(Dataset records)
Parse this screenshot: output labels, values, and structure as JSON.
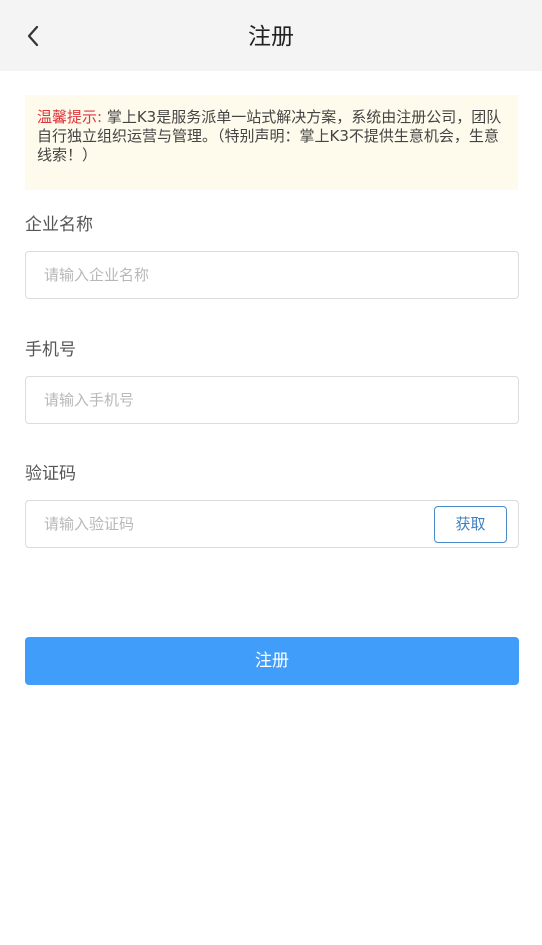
{
  "header": {
    "title": "注册",
    "back_icon": "chevron-left-icon"
  },
  "notice": {
    "label": "温馨提示:",
    "text": " 掌上K3是服务派单一站式解决方案，系统由注册公司，团队自行独立组织运营与管理。（特别声明：掌上K3不提供生意机会，生意线索！）"
  },
  "form": {
    "company": {
      "label": "企业名称",
      "placeholder": "请输入企业名称",
      "value": ""
    },
    "phone": {
      "label": "手机号",
      "placeholder": "请输入手机号",
      "value": ""
    },
    "code": {
      "label": "验证码",
      "placeholder": "请输入验证码",
      "value": "",
      "button_label": "获取"
    }
  },
  "submit": {
    "label": "注册"
  },
  "colors": {
    "header_bg": "#f4f4f4",
    "notice_bg": "#fefaec",
    "notice_label": "#e0363b",
    "primary": "#419dfa",
    "code_button_border": "#4a8bc9"
  }
}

Requirements: Reproduce the full listing above verbatim, with no pictures included.

Finished task:
Parse this screenshot: output labels, values, and structure as JSON.
{
  "header": {
    "title": "注册",
    "back_icon": "chevron-left-icon"
  },
  "notice": {
    "label": "温馨提示:",
    "text": " 掌上K3是服务派单一站式解决方案，系统由注册公司，团队自行独立组织运营与管理。（特别声明：掌上K3不提供生意机会，生意线索！）"
  },
  "form": {
    "company": {
      "label": "企业名称",
      "placeholder": "请输入企业名称",
      "value": ""
    },
    "phone": {
      "label": "手机号",
      "placeholder": "请输入手机号",
      "value": ""
    },
    "code": {
      "label": "验证码",
      "placeholder": "请输入验证码",
      "value": "",
      "button_label": "获取"
    }
  },
  "submit": {
    "label": "注册"
  },
  "colors": {
    "header_bg": "#f4f4f4",
    "notice_bg": "#fefaec",
    "notice_label": "#e0363b",
    "primary": "#419dfa",
    "code_button_border": "#4a8bc9"
  }
}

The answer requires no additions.